**AIM OF THE EXERCISE:** Do not carry the pictures over; copy every other part of the entries exactly.

-- RECORD LIST start --

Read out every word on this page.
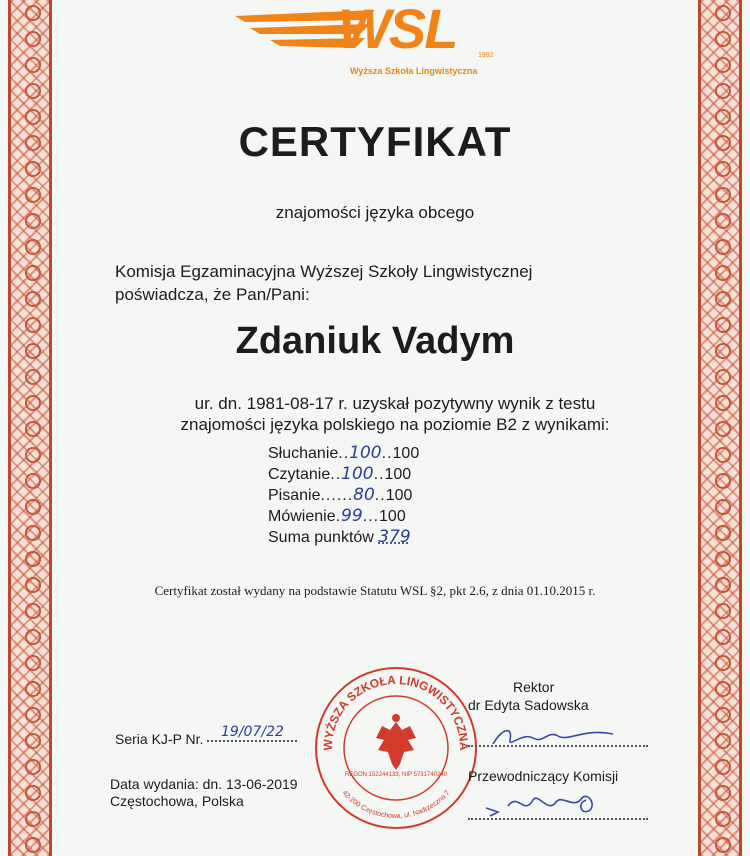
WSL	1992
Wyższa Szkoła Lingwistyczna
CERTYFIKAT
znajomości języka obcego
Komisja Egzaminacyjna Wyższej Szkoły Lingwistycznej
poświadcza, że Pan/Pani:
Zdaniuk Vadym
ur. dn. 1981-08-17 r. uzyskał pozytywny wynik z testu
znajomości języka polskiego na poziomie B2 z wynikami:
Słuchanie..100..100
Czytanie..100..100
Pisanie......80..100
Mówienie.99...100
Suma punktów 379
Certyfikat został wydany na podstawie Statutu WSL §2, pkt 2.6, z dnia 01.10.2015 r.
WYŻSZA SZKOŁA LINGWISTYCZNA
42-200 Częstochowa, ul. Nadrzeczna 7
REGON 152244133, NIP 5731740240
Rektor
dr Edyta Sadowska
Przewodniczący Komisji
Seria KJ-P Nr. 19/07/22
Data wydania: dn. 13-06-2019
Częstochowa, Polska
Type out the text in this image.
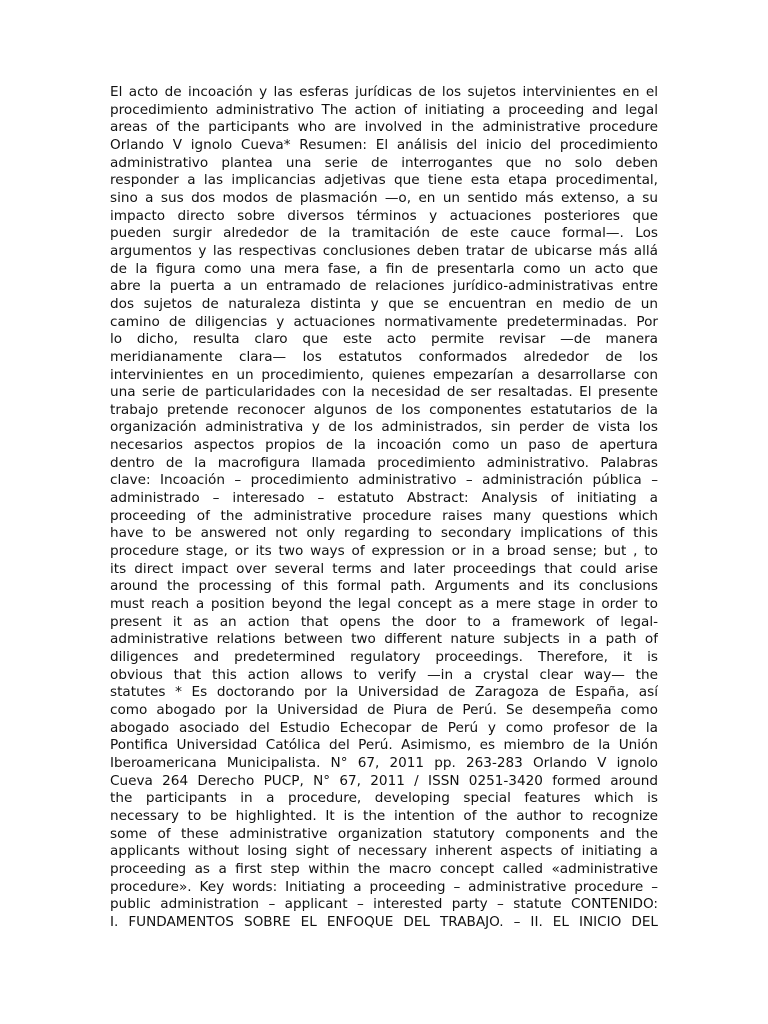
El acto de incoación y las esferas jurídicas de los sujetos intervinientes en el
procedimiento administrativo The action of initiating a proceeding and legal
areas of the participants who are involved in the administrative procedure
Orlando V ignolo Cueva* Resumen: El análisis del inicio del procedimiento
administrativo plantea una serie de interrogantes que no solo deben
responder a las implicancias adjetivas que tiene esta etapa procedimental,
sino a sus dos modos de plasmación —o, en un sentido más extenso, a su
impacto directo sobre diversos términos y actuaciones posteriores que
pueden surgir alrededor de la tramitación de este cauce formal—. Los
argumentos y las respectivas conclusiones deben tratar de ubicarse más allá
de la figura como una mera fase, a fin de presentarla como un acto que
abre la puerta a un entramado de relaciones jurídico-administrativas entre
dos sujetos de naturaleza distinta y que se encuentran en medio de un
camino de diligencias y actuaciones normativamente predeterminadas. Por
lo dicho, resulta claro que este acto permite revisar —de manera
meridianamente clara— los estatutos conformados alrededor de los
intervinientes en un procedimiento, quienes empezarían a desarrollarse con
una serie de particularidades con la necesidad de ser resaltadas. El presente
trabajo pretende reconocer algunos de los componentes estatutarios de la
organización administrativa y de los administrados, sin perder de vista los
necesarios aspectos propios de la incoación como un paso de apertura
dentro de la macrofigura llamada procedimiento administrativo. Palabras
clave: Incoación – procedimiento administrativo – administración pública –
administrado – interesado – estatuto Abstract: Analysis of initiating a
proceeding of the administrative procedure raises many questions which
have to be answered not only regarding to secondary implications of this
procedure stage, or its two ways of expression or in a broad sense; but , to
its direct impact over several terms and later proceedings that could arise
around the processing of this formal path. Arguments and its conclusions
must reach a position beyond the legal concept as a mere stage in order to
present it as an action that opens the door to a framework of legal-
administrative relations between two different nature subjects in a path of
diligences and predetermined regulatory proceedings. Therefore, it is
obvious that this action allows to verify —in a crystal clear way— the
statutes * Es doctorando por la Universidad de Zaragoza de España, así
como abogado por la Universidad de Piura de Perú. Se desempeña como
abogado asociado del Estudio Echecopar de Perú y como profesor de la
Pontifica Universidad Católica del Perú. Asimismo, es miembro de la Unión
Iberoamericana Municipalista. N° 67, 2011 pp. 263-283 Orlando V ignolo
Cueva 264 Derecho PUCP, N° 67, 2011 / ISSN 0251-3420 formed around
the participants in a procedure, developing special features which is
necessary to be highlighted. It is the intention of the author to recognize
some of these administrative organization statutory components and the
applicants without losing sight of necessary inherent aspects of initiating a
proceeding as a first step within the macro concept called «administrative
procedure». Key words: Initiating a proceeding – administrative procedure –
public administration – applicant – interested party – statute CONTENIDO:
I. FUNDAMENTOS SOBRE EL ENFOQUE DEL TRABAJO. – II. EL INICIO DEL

-- RECORD LIST end --

**OUTPUT OF THE EXERCISE:**
Read out every word on this page.
WSL	1992
Wyższa Szkoła Lingwistyczna
CERTYFIKAT
znajomości języka obcego
Komisja Egzaminacyjna Wyższej Szkoły Lingwistycznej
poświadcza, że Pan/Pani:
Zdaniuk Vadym
ur. dn. 1981-08-17 r. uzyskał pozytywny wynik z testu
znajomości języka polskiego na poziomie B2 z wynikami:
Słuchanie..100..100
Czytanie..100..100
Pisanie......80..100
Mówienie.99...100
Suma punktów 379
Certyfikat został wydany na podstawie Statutu WSL §2, pkt 2.6, z dnia 01.10.2015 r.
WYŻSZA SZKOŁA LINGWISTYCZNA
42-200 Częstochowa, ul. Nadrzeczna 7
REGON 152244133, NIP 5731740240
Rektor
dr Edyta Sadowska
Przewodniczący Komisji
Seria KJ-P Nr. 19/07/22
Data wydania: dn. 13-06-2019
Częstochowa, Polska
Type out the text in this image.
El acto de incoación y las esferas jurídicas de los sujetos intervinientes en el
procedimiento administrativo The action of initiating a proceeding and legal
areas of the participants who are involved in the administrative procedure
Orlando V ignolo Cueva* Resumen: El análisis del inicio del procedimiento
administrativo plantea una serie de interrogantes que no solo deben
responder a las implicancias adjetivas que tiene esta etapa procedimental,
sino a sus dos modos de plasmación —o, en un sentido más extenso, a su
impacto directo sobre diversos términos y actuaciones posteriores que
pueden surgir alrededor de la tramitación de este cauce formal—. Los
argumentos y las respectivas conclusiones deben tratar de ubicarse más allá
de la figura como una mera fase, a fin de presentarla como un acto que
abre la puerta a un entramado de relaciones jurídico-administrativas entre
dos sujetos de naturaleza distinta y que se encuentran en medio de un
camino de diligencias y actuaciones normativamente predeterminadas. Por
lo dicho, resulta claro que este acto permite revisar —de manera
meridianamente clara— los estatutos conformados alrededor de los
intervinientes en un procedimiento, quienes empezarían a desarrollarse con
una serie de particularidades con la necesidad de ser resaltadas. El presente
trabajo pretende reconocer algunos de los componentes estatutarios de la
organización administrativa y de los administrados, sin perder de vista los
necesarios aspectos propios de la incoación como un paso de apertura
dentro de la macrofigura llamada procedimiento administrativo. Palabras
clave: Incoación – procedimiento administrativo – administración pública –
administrado – interesado – estatuto Abstract: Analysis of initiating a
proceeding of the administrative procedure raises many questions which
have to be answered not only regarding to secondary implications of this
procedure stage, or its two ways of expression or in a broad sense; but , to
its direct impact over several terms and later proceedings that could arise
around the processing of this formal path. Arguments and its conclusions
must reach a position beyond the legal concept as a mere stage in order to
present it as an action that opens the door to a framework of legal-
administrative relations between two different nature subjects in a path of
diligences and predetermined regulatory proceedings. Therefore, it is
obvious that this action allows to verify —in a crystal clear way— the
statutes * Es doctorando por la Universidad de Zaragoza de España, así
como abogado por la Universidad de Piura de Perú. Se desempeña como
abogado asociado del Estudio Echecopar de Perú y como profesor de la
Pontifica Universidad Católica del Perú. Asimismo, es miembro de la Unión
Iberoamericana Municipalista. N° 67, 2011 pp. 263-283 Orlando V ignolo
Cueva 264 Derecho PUCP, N° 67, 2011 / ISSN 0251-3420 formed around
the participants in a procedure, developing special features which is
necessary to be highlighted. It is the intention of the author to recognize
some of these administrative organization statutory components and the
applicants without losing sight of necessary inherent aspects of initiating a
proceeding as a first step within the macro concept called «administrative
procedure». Key words: Initiating a proceeding – administrative procedure –
public administration – applicant – interested party – statute CONTENIDO:
I. FUNDAMENTOS SOBRE EL ENFOQUE DEL TRABAJO. – II. EL INICIO DEL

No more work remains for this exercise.